## BEGIN

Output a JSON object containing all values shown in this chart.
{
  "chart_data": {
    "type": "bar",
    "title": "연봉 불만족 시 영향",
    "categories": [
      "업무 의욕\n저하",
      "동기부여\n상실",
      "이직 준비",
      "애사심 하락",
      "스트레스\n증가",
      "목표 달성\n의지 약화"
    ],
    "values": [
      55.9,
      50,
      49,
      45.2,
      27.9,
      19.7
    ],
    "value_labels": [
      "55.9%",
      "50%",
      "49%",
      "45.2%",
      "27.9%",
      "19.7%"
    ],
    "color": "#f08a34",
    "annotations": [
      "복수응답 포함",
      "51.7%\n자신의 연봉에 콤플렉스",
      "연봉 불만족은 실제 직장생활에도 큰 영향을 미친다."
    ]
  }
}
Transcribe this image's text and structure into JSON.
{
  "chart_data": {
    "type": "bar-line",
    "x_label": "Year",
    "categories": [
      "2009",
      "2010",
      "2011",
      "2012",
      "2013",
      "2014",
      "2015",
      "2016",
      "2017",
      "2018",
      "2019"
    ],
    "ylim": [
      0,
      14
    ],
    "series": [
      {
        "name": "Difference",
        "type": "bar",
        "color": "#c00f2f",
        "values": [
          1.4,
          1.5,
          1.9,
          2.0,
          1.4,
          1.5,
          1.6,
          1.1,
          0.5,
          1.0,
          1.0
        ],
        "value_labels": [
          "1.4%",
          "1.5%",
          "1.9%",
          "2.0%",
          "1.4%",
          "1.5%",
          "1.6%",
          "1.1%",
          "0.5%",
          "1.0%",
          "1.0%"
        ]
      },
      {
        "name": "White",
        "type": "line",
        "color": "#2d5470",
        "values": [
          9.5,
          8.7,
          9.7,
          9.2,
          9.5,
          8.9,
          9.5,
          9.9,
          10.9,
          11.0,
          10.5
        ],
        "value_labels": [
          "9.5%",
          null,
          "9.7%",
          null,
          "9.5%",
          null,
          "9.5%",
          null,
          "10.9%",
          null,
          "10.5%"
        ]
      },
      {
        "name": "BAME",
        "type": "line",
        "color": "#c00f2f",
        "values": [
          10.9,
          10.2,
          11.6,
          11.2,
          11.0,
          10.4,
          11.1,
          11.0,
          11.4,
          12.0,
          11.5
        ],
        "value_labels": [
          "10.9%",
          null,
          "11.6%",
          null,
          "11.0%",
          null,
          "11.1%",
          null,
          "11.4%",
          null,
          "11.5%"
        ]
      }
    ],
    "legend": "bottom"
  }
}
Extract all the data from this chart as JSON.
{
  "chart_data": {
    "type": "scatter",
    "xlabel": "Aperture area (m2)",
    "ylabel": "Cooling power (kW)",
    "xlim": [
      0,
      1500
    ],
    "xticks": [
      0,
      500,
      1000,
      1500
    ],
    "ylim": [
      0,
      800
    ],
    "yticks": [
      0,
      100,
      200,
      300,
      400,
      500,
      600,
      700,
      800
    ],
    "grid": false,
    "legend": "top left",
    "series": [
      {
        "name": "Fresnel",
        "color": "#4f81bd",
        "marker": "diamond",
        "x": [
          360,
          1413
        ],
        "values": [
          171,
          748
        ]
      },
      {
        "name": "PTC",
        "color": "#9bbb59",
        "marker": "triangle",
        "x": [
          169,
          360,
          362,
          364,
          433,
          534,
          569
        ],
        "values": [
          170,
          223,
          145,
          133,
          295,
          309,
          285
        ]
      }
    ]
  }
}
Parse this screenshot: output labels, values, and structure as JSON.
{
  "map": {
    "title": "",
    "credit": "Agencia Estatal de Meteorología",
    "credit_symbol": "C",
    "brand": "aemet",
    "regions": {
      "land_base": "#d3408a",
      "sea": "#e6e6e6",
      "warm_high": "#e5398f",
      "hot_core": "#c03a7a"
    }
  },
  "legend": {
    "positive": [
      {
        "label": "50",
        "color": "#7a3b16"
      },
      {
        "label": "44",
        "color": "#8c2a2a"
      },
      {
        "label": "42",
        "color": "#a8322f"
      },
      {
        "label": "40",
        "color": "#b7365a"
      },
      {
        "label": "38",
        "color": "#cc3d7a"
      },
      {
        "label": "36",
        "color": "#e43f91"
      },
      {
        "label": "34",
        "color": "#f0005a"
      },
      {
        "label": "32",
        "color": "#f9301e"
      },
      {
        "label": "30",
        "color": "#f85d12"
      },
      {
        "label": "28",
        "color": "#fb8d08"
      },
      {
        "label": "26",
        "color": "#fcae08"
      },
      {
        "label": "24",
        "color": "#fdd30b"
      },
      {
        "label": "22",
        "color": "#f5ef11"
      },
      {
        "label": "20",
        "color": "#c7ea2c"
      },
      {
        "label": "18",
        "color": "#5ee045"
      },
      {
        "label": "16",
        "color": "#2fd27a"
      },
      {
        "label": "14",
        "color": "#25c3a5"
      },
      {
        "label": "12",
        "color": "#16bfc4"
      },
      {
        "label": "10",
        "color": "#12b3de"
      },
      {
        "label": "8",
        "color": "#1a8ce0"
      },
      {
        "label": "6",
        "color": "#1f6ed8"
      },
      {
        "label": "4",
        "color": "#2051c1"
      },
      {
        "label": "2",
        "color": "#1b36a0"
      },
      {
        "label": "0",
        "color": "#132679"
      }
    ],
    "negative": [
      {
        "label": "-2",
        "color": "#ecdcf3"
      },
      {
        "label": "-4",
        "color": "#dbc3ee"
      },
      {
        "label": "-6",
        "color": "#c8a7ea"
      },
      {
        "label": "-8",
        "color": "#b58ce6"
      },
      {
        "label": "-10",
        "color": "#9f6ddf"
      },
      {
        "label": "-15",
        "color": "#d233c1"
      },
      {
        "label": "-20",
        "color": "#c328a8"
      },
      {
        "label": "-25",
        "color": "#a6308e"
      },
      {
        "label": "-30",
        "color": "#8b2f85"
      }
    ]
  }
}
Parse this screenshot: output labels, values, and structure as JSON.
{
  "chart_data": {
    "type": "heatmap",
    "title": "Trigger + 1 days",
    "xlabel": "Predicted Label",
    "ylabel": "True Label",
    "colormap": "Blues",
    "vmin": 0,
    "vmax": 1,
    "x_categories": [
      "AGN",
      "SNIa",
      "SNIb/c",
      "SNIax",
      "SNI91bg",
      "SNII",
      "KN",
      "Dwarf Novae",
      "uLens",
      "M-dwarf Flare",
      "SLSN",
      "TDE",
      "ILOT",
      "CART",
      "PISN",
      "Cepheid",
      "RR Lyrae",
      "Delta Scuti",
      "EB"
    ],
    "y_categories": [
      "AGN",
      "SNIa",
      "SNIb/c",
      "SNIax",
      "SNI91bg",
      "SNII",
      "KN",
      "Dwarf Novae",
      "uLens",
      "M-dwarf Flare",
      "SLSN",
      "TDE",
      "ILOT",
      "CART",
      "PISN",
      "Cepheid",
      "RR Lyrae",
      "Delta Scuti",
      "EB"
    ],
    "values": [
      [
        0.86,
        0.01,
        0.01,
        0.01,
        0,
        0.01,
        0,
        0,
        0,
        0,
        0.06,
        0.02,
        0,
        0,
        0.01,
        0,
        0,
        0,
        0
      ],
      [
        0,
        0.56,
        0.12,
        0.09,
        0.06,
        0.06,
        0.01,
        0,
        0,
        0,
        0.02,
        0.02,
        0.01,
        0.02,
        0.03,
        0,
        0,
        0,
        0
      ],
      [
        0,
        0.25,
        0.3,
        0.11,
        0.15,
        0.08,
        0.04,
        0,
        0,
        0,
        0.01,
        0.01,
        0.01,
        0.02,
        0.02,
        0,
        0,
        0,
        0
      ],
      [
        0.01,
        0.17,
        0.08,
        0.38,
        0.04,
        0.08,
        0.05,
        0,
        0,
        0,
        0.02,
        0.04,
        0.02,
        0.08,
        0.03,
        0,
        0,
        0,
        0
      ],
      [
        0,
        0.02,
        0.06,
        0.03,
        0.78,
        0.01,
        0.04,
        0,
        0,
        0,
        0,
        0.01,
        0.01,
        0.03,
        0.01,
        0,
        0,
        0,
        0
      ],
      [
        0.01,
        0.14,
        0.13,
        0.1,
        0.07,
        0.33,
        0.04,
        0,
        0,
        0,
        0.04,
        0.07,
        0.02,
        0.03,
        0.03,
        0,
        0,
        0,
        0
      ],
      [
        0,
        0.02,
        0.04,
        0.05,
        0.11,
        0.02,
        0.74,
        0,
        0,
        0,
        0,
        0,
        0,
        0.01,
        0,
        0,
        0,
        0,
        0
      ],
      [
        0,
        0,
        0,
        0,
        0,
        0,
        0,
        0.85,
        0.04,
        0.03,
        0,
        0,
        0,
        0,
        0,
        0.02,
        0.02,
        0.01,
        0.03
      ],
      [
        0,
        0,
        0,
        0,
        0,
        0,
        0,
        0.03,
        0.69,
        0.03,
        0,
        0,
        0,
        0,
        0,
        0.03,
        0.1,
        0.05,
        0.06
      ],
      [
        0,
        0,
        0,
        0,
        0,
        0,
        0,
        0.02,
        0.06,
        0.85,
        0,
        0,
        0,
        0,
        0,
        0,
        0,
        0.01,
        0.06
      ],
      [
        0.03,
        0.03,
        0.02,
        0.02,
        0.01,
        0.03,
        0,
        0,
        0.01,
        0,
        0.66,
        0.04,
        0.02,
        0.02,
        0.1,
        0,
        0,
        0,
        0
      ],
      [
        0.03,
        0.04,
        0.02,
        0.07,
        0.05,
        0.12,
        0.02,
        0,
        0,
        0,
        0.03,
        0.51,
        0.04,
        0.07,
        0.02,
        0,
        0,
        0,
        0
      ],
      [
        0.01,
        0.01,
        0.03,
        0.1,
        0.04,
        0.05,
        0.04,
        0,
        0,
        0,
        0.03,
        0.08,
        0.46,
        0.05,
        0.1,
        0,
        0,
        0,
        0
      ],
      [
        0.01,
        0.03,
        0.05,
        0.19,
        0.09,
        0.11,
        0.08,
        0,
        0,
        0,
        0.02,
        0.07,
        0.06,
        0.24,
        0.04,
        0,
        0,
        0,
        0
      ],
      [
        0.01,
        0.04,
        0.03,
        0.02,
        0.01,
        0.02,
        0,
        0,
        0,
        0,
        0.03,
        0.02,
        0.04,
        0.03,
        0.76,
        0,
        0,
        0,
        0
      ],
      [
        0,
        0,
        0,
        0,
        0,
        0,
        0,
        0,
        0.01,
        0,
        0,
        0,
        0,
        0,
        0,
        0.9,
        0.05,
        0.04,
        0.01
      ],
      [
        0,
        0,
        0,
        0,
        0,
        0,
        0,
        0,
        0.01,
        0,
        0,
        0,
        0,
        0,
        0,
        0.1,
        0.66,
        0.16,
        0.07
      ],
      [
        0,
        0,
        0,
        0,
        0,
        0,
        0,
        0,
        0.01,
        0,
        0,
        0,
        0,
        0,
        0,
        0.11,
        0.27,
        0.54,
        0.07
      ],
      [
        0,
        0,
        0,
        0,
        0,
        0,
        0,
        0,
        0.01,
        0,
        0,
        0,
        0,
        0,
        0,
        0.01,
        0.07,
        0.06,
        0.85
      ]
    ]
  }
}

## END

Pull out each line holding the string "legend".

# RESPONSE TO THIS TASK
    "legend": "bottom"
    "legend": "top left",
  "legend": {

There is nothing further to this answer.